**QUOTED PASSAGE**:
Thysanotus fragrans
- Conservation status: Priority Two — Poorly Known Taxa (DEC)

Scientific classification
- Kingdom: Plantae
- Clade: Tracheophytes
- Clade: Angiosperms
- Clade: Monocots
- Order: Asparagales
- Family: Asparagaceae
- Subfamily: Lomandroideae
- Genus: Thysanotus
- Species: T. fragrans
- Binomial name: Thysanotus fragrans (N.H.Brittan) Sirisena, Conran & T.D.Macfarl.

= Thysanotus fragrans =

- Genus: Thysanotus
- Species: fragrans
- Authority: (N.H.Brittan) Sirisena, Conran & T.D.Macfarl.
- Conservation status: P2

Species of plant

Thysanotus fragrans is a species of flowering plant in the Asparagaceae family, and is endemic to the north-west of Western Australia. It is a perennial herb, with six to sixteen linear, terete leaves, greenish-white flowers, six tepals, the inner tepals fringed, six stamens and an erect, straight style.

**USING THE INFORMATION**:
1: Repeat a part of the Thysanotus fragrans entry word for word, beginning at the words "Thysanotus fragrans is" and stopping after "erect, straight style.".
2: Answer these questions from the Thysanotus fragrans entry:
(a) Which order is the species placed in?
(b) What color are its flowers?
(c) How many stamens does it have?

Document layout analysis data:

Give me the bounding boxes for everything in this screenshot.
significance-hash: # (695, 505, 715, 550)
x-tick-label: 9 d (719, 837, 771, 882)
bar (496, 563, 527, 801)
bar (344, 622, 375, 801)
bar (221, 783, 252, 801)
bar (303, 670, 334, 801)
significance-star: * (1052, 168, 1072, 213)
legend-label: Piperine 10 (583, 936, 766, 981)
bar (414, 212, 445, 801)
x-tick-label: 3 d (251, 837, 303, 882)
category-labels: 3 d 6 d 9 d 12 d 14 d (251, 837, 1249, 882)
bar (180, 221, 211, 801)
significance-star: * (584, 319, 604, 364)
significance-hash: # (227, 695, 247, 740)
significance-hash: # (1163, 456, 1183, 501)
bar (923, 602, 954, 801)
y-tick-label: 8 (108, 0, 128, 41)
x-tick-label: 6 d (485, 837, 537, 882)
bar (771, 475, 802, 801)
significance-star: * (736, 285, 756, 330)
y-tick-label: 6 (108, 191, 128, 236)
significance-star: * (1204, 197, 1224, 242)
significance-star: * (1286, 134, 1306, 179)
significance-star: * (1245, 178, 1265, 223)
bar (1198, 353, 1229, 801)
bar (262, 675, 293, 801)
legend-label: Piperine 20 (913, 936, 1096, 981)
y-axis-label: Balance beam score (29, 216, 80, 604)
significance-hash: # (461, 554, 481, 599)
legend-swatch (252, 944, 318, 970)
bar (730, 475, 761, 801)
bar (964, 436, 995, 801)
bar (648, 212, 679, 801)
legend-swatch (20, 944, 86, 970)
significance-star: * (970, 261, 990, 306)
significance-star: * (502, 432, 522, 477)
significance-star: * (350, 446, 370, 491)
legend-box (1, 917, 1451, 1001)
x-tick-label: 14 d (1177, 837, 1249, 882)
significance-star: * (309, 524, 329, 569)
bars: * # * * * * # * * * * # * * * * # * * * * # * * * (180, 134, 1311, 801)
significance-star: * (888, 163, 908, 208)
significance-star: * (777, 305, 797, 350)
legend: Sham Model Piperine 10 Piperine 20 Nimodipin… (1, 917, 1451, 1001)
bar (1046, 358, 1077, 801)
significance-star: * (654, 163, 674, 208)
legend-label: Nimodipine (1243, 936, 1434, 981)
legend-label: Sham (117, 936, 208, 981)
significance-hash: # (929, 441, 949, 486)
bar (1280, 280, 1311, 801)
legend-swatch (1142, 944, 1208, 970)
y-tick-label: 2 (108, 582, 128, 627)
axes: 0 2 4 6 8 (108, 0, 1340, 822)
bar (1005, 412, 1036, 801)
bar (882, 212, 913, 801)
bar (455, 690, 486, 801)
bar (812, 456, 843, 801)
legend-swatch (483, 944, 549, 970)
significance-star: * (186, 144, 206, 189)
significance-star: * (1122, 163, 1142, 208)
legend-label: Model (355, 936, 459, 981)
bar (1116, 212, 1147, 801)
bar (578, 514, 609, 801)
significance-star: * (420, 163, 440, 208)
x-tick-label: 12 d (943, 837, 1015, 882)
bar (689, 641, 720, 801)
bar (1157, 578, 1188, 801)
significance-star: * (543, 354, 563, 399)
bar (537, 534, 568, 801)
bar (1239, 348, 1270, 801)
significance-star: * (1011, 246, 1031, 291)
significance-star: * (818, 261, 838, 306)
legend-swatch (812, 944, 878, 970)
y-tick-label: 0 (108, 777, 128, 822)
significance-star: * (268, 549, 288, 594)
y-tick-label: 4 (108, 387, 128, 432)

**RESULTS OF THE EXERCISE**:
1:
Thysanotus fragrans is a species of flowering plant in the Asparagaceae family, and is endemic to the north-west of Western Australia. It is a perennial herb, with six to sixteen linear, terete leaves, greenish-white flowers, six tepals, the inner tepals fringed, six stamens and an erect, straight style.

2:
(a) Asparagales
(b) Greenish-white
(c) Six